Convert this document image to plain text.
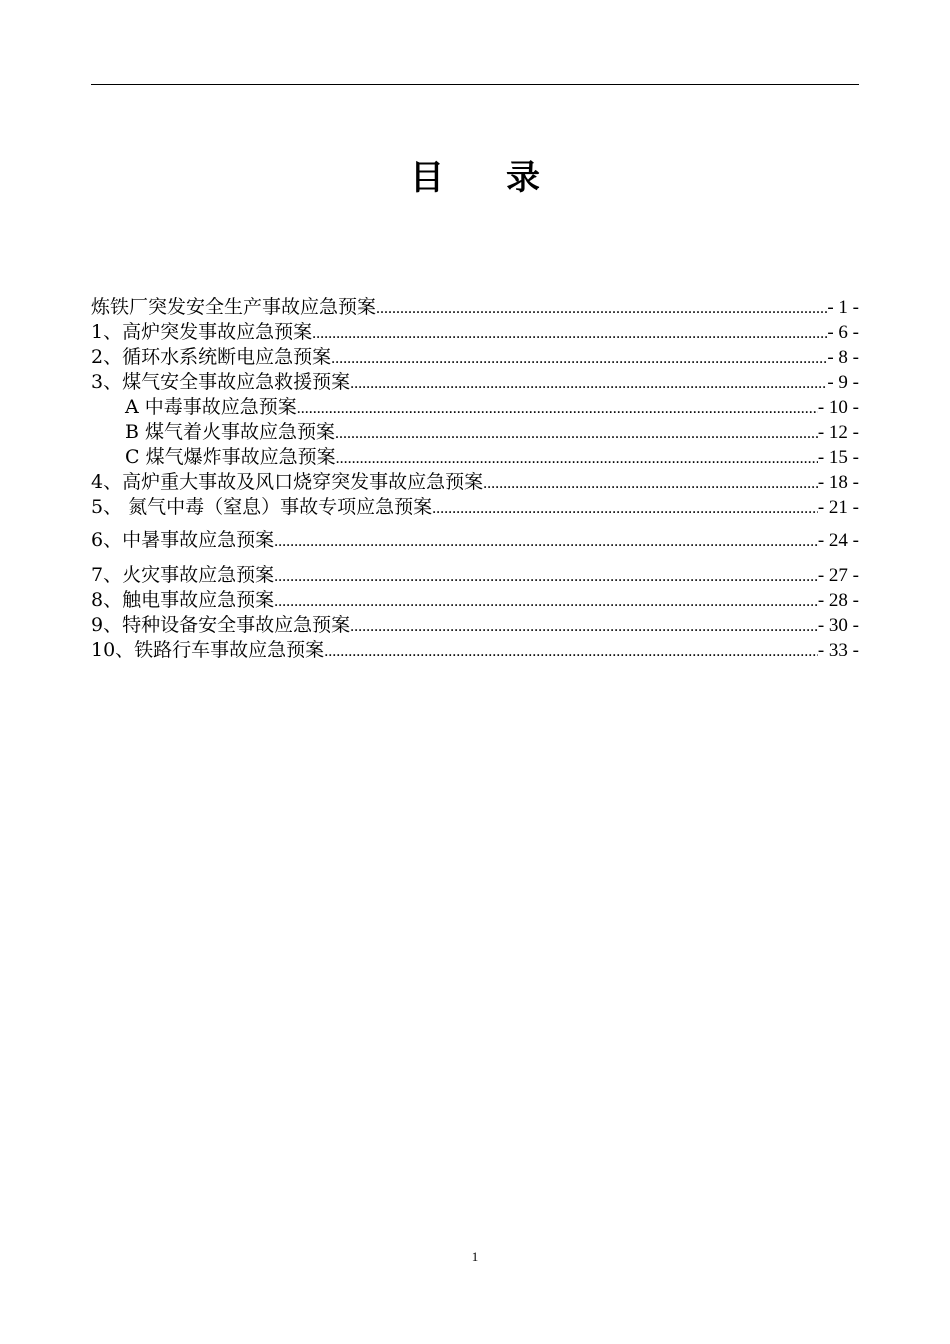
目 录
炼铁厂突发安全生产事故应急预案 .....	- 1 -
1、高炉突发事故应急预案 .....	- 6 -
2、循环水系统断电应急预案 .....	- 8 -
3、煤气安全事故应急救援预案 .....	- 9 -
A 中毒事故应急预案 .....	- 10 -
B 煤气着火事故应急预案 .....	- 12 -
C 煤气爆炸事故应急预案 .....	- 15 -
4、高炉重大事故及风口烧穿突发事故应急预案 .....	- 18 -
5、 氮气中毒（窒息）事故专项应急预案 .....	- 21 -
6、中暑事故应急预案 .....	- 24 -
7、火灾事故应急预案 .....	- 27 -
8、触电事故应急预案 .....	- 28 -
9、特种设备安全事故应急预案 .....	- 30 -
10、铁路行车事故应急预案 .....	- 33 -
1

REQUEST:
Set each line of the records down exactly, leaving every picture out.

SOLUTION FOR THIS PROBLEM:
Convert this document image to plain text.
目 录
炼铁厂突发安全生产事故应急预案 .....	- 1 -
1、高炉突发事故应急预案 .....	- 6 -
2、循环水系统断电应急预案 .....	- 8 -
3、煤气安全事故应急救援预案 .....	- 9 -
A 中毒事故应急预案 .....	- 10 -
B 煤气着火事故应急预案 .....	- 12 -
C 煤气爆炸事故应急预案 .....	- 15 -
4、高炉重大事故及风口烧穿突发事故应急预案 .....	- 18 -
5、 氮气中毒（窒息）事故专项应急预案 .....	- 21 -
6、中暑事故应急预案 .....	- 24 -
7、火灾事故应急预案 .....	- 27 -
8、触电事故应急预案 .....	- 28 -
9、特种设备安全事故应急预案 .....	- 30 -
10、铁路行车事故应急预案 .....	- 33 -
1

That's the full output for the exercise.